## GOAL
Of the lines in this listing, how many contain the word "области"? Give the number and nothing else.

[Dataset records]
+ + + +

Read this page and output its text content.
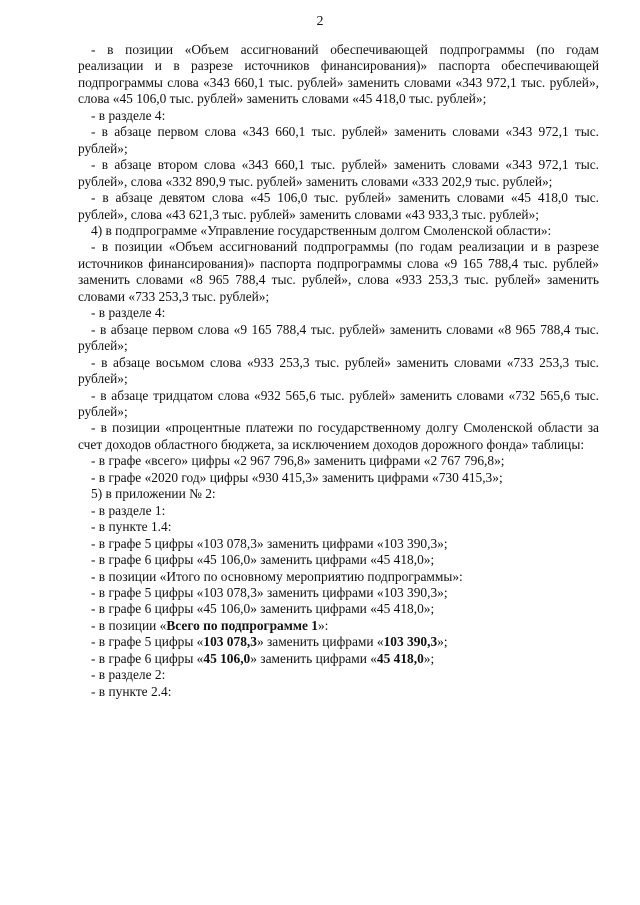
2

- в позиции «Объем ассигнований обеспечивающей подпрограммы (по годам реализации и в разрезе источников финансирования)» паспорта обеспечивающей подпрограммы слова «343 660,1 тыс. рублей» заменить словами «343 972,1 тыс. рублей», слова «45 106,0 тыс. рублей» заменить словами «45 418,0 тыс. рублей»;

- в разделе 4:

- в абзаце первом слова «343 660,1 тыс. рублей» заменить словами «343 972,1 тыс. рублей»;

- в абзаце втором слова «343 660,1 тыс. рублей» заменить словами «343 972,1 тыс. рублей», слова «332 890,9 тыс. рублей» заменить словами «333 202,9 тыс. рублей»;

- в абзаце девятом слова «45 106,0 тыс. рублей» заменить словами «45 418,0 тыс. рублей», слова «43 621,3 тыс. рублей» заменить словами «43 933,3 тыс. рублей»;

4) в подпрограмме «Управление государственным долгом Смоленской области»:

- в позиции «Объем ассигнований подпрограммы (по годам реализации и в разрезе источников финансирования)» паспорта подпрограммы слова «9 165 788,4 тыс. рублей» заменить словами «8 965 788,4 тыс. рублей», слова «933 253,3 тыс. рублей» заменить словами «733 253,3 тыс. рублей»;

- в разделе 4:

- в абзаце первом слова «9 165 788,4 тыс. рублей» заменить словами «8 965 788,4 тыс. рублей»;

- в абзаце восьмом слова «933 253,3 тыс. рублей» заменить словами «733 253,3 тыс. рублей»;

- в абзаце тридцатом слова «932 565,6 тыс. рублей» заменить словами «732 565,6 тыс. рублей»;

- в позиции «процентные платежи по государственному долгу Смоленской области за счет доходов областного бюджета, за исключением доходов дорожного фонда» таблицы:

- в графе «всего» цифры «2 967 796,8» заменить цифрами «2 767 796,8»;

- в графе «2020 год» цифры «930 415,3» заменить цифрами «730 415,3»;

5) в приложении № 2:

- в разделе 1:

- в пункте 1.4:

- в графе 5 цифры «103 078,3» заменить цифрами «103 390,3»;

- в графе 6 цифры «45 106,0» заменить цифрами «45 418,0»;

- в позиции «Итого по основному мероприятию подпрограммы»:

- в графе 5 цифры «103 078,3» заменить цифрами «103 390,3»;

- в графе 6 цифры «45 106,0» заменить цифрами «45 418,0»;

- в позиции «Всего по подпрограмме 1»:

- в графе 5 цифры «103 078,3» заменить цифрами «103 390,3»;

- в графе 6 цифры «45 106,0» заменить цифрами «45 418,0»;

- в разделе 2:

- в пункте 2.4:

+ + + +

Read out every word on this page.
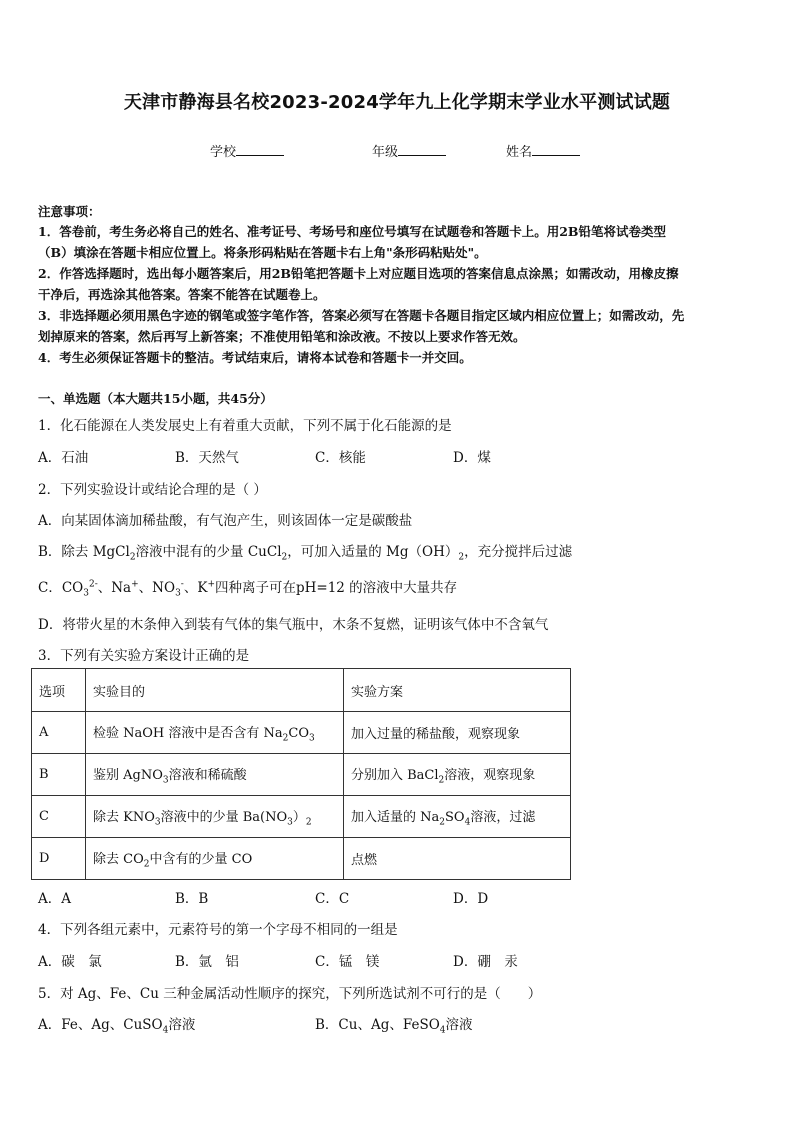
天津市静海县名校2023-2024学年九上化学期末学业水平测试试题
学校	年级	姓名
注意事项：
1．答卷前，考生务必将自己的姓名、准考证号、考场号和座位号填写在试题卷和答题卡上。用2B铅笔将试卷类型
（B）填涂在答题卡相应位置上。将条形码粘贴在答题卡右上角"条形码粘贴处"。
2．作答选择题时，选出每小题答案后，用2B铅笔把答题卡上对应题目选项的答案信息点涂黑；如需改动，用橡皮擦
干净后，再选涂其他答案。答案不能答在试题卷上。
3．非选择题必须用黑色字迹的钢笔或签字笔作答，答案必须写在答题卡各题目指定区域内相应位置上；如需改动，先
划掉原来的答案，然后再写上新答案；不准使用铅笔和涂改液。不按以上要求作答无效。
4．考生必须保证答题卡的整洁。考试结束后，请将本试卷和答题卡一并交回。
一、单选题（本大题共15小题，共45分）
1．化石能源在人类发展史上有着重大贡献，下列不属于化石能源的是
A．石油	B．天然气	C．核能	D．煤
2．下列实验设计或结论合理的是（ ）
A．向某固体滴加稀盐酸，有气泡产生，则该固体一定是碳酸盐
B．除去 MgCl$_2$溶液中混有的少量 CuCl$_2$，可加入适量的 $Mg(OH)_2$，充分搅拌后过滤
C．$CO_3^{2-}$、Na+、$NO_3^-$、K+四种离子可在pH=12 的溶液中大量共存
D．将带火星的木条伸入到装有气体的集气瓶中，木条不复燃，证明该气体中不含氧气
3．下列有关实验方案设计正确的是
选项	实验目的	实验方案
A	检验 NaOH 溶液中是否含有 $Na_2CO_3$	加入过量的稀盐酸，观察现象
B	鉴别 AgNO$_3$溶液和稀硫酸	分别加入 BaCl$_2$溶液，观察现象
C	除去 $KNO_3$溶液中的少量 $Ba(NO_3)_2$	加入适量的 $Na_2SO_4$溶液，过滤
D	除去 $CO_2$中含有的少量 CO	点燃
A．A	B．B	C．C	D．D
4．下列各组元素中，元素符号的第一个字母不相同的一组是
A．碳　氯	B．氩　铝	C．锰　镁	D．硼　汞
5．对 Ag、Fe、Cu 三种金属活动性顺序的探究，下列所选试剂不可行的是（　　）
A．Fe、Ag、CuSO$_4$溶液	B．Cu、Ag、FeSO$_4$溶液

+ + + +

## SOLUTION BELOW
2